#### [Exercise]
Pictures within the data are to be left out; everything else must be reproduced exactly.

#### [Material for the task]
----

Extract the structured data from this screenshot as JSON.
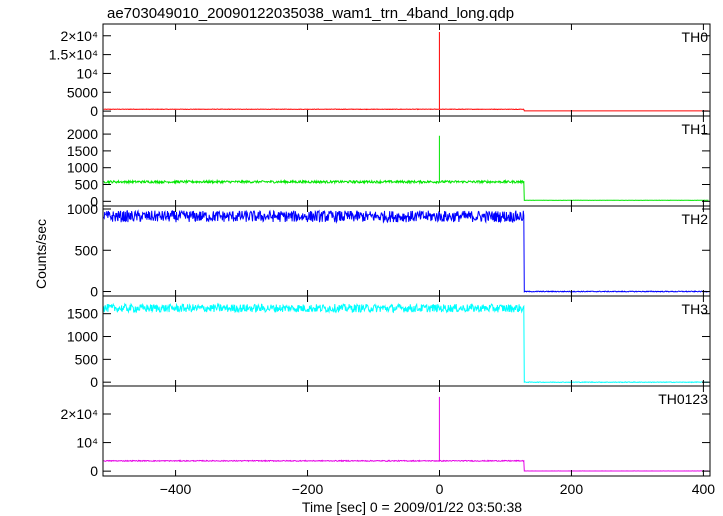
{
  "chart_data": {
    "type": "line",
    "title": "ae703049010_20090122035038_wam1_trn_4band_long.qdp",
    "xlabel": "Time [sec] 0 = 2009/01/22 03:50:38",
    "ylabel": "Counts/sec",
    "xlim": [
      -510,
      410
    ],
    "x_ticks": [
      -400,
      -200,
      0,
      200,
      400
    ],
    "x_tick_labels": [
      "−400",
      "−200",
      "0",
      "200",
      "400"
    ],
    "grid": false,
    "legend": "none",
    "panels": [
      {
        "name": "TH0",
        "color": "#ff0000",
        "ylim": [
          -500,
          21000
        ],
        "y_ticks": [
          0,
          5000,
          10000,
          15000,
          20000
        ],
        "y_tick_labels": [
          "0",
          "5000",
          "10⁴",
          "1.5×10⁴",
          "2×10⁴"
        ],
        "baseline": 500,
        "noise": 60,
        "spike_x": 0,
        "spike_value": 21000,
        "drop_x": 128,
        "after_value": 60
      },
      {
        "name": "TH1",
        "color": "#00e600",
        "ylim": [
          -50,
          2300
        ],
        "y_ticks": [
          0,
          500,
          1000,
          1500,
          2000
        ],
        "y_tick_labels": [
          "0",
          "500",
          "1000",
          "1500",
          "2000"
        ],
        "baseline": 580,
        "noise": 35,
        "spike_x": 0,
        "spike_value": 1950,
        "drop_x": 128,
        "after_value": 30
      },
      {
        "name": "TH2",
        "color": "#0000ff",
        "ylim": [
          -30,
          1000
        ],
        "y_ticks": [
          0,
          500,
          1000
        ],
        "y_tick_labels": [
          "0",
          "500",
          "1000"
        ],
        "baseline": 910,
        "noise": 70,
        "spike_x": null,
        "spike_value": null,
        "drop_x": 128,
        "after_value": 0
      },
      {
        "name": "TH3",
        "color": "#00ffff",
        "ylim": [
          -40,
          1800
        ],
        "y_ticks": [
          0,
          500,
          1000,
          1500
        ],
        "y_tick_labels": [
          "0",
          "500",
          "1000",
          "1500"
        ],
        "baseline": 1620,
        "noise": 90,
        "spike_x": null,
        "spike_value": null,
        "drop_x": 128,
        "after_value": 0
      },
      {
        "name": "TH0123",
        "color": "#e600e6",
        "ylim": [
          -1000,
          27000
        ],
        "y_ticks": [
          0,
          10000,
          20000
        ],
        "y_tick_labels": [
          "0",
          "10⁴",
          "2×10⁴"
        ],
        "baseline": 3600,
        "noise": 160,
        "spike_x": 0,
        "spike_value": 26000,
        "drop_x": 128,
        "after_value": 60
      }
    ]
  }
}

----

#### [Reply]
Extract the structured data from this screenshot as JSON.
{
  "chart_data": {
    "type": "line",
    "title": "ae703049010_20090122035038_wam1_trn_4band_long.qdp",
    "xlabel": "Time [sec] 0 = 2009/01/22 03:50:38",
    "ylabel": "Counts/sec",
    "xlim": [
      -510,
      410
    ],
    "x_ticks": [
      -400,
      -200,
      0,
      200,
      400
    ],
    "x_tick_labels": [
      "−400",
      "−200",
      "0",
      "200",
      "400"
    ],
    "grid": false,
    "legend": "none",
    "panels": [
      {
        "name": "TH0",
        "color": "#ff0000",
        "ylim": [
          -500,
          21000
        ],
        "y_ticks": [
          0,
          5000,
          10000,
          15000,
          20000
        ],
        "y_tick_labels": [
          "0",
          "5000",
          "10⁴",
          "1.5×10⁴",
          "2×10⁴"
        ],
        "baseline": 500,
        "noise": 60,
        "spike_x": 0,
        "spike_value": 21000,
        "drop_x": 128,
        "after_value": 60
      },
      {
        "name": "TH1",
        "color": "#00e600",
        "ylim": [
          -50,
          2300
        ],
        "y_ticks": [
          0,
          500,
          1000,
          1500,
          2000
        ],
        "y_tick_labels": [
          "0",
          "500",
          "1000",
          "1500",
          "2000"
        ],
        "baseline": 580,
        "noise": 35,
        "spike_x": 0,
        "spike_value": 1950,
        "drop_x": 128,
        "after_value": 30
      },
      {
        "name": "TH2",
        "color": "#0000ff",
        "ylim": [
          -30,
          1000
        ],
        "y_ticks": [
          0,
          500,
          1000
        ],
        "y_tick_labels": [
          "0",
          "500",
          "1000"
        ],
        "baseline": 910,
        "noise": 70,
        "spike_x": null,
        "spike_value": null,
        "drop_x": 128,
        "after_value": 0
      },
      {
        "name": "TH3",
        "color": "#00ffff",
        "ylim": [
          -40,
          1800
        ],
        "y_ticks": [
          0,
          500,
          1000,
          1500
        ],
        "y_tick_labels": [
          "0",
          "500",
          "1000",
          "1500"
        ],
        "baseline": 1620,
        "noise": 90,
        "spike_x": null,
        "spike_value": null,
        "drop_x": 128,
        "after_value": 0
      },
      {
        "name": "TH0123",
        "color": "#e600e6",
        "ylim": [
          -1000,
          27000
        ],
        "y_ticks": [
          0,
          10000,
          20000
        ],
        "y_tick_labels": [
          "0",
          "10⁴",
          "2×10⁴"
        ],
        "baseline": 3600,
        "noise": 160,
        "spike_x": 0,
        "spike_value": 26000,
        "drop_x": 128,
        "after_value": 60
      }
    ]
  }
}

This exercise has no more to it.